**Aim of the exercise**: Give every line of the material again, exactly as written.

**Data entries**:
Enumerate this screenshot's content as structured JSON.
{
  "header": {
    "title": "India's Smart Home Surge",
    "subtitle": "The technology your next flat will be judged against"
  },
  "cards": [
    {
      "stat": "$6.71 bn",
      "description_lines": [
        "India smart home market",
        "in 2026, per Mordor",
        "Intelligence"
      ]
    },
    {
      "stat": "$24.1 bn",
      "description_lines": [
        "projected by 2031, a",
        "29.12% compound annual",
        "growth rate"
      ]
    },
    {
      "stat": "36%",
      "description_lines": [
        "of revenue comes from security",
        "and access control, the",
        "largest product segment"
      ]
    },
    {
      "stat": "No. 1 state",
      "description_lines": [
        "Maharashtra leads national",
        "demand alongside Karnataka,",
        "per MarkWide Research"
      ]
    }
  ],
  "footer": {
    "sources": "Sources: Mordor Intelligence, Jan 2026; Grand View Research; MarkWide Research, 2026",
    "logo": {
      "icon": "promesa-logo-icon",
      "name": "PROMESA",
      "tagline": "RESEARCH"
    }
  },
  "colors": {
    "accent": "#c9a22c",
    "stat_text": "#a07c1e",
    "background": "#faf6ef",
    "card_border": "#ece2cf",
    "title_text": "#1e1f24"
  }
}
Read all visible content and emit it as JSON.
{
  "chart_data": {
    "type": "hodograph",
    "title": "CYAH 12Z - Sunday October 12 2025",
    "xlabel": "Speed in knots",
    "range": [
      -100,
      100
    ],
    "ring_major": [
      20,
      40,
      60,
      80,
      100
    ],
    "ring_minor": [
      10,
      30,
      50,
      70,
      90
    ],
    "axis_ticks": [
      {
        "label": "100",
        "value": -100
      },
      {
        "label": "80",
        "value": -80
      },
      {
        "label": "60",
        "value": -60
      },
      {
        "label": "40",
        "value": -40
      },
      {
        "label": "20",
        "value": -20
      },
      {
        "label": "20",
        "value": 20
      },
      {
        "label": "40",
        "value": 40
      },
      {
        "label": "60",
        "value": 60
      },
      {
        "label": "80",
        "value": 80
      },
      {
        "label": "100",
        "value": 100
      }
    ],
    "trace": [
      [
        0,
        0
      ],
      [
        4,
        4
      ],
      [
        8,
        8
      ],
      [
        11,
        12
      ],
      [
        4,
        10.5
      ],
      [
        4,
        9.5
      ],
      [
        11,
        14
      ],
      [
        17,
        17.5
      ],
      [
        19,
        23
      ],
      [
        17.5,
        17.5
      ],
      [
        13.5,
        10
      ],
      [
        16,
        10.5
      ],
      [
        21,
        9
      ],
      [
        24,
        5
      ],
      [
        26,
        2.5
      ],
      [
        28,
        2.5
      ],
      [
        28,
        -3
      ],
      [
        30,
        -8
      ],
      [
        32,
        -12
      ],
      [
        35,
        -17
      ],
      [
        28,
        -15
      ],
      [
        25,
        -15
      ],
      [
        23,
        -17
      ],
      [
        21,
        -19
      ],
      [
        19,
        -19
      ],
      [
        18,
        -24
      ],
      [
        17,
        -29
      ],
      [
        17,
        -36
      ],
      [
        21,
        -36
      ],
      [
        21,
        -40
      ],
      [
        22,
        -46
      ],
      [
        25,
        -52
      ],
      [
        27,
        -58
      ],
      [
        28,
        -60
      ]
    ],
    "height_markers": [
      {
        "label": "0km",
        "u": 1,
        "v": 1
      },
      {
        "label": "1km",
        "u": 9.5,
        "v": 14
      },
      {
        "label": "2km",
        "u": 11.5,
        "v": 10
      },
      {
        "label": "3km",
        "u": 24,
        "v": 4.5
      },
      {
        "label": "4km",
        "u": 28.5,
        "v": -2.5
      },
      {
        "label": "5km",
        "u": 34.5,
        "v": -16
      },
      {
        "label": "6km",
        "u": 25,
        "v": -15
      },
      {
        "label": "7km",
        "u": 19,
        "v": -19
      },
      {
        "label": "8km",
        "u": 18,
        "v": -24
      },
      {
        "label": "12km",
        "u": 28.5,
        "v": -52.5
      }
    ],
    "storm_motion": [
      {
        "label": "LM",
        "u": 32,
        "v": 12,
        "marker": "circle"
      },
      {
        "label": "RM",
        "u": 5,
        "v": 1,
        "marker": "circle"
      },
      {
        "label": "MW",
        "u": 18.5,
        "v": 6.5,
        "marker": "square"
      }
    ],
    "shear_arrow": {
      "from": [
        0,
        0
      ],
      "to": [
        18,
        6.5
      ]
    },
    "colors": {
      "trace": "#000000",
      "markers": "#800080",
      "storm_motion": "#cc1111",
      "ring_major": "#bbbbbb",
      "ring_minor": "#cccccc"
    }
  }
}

**Answer to this task**:
Enumerate this screenshot's content as structured JSON.
{
  "header": {
    "title": "India's Smart Home Surge",
    "subtitle": "The technology your next flat will be judged against"
  },
  "cards": [
    {
      "stat": "$6.71 bn",
      "description_lines": [
        "India smart home market",
        "in 2026, per Mordor",
        "Intelligence"
      ]
    },
    {
      "stat": "$24.1 bn",
      "description_lines": [
        "projected by 2031, a",
        "29.12% compound annual",
        "growth rate"
      ]
    },
    {
      "stat": "36%",
      "description_lines": [
        "of revenue comes from security",
        "and access control, the",
        "largest product segment"
      ]
    },
    {
      "stat": "No. 1 state",
      "description_lines": [
        "Maharashtra leads national",
        "demand alongside Karnataka,",
        "per MarkWide Research"
      ]
    }
  ],
  "footer": {
    "sources": "Sources: Mordor Intelligence, Jan 2026; Grand View Research; MarkWide Research, 2026",
    "logo": {
      "icon": "promesa-logo-icon",
      "name": "PROMESA",
      "tagline": "RESEARCH"
    }
  },
  "colors": {
    "accent": "#c9a22c",
    "stat_text": "#a07c1e",
    "background": "#faf6ef",
    "card_border": "#ece2cf",
    "title_text": "#1e1f24"
  }
}
Read all visible content and emit it as JSON.
{
  "chart_data": {
    "type": "hodograph",
    "title": "CYAH 12Z - Sunday October 12 2025",
    "xlabel": "Speed in knots",
    "range": [
      -100,
      100
    ],
    "ring_major": [
      20,
      40,
      60,
      80,
      100
    ],
    "ring_minor": [
      10,
      30,
      50,
      70,
      90
    ],
    "axis_ticks": [
      {
        "label": "100",
        "value": -100
      },
      {
        "label": "80",
        "value": -80
      },
      {
        "label": "60",
        "value": -60
      },
      {
        "label": "40",
        "value": -40
      },
      {
        "label": "20",
        "value": -20
      },
      {
        "label": "20",
        "value": 20
      },
      {
        "label": "40",
        "value": 40
      },
      {
        "label": "60",
        "value": 60
      },
      {
        "label": "80",
        "value": 80
      },
      {
        "label": "100",
        "value": 100
      }
    ],
    "trace": [
      [
        0,
        0
      ],
      [
        4,
        4
      ],
      [
        8,
        8
      ],
      [
        11,
        12
      ],
      [
        4,
        10.5
      ],
      [
        4,
        9.5
      ],
      [
        11,
        14
      ],
      [
        17,
        17.5
      ],
      [
        19,
        23
      ],
      [
        17.5,
        17.5
      ],
      [
        13.5,
        10
      ],
      [
        16,
        10.5
      ],
      [
        21,
        9
      ],
      [
        24,
        5
      ],
      [
        26,
        2.5
      ],
      [
        28,
        2.5
      ],
      [
        28,
        -3
      ],
      [
        30,
        -8
      ],
      [
        32,
        -12
      ],
      [
        35,
        -17
      ],
      [
        28,
        -15
      ],
      [
        25,
        -15
      ],
      [
        23,
        -17
      ],
      [
        21,
        -19
      ],
      [
        19,
        -19
      ],
      [
        18,
        -24
      ],
      [
        17,
        -29
      ],
      [
        17,
        -36
      ],
      [
        21,
        -36
      ],
      [
        21,
        -40
      ],
      [
        22,
        -46
      ],
      [
        25,
        -52
      ],
      [
        27,
        -58
      ],
      [
        28,
        -60
      ]
    ],
    "height_markers": [
      {
        "label": "0km",
        "u": 1,
        "v": 1
      },
      {
        "label": "1km",
        "u": 9.5,
        "v": 14
      },
      {
        "label": "2km",
        "u": 11.5,
        "v": 10
      },
      {
        "label": "3km",
        "u": 24,
        "v": 4.5
      },
      {
        "label": "4km",
        "u": 28.5,
        "v": -2.5
      },
      {
        "label": "5km",
        "u": 34.5,
        "v": -16
      },
      {
        "label": "6km",
        "u": 25,
        "v": -15
      },
      {
        "label": "7km",
        "u": 19,
        "v": -19
      },
      {
        "label": "8km",
        "u": 18,
        "v": -24
      },
      {
        "label": "12km",
        "u": 28.5,
        "v": -52.5
      }
    ],
    "storm_motion": [
      {
        "label": "LM",
        "u": 32,
        "v": 12,
        "marker": "circle"
      },
      {
        "label": "RM",
        "u": 5,
        "v": 1,
        "marker": "circle"
      },
      {
        "label": "MW",
        "u": 18.5,
        "v": 6.5,
        "marker": "square"
      }
    ],
    "shear_arrow": {
      "from": [
        0,
        0
      ],
      "to": [
        18,
        6.5
      ]
    },
    "colors": {
      "trace": "#000000",
      "markers": "#800080",
      "storm_motion": "#cc1111",
      "ring_major": "#bbbbbb",
      "ring_minor": "#cccccc"
    }
  }
}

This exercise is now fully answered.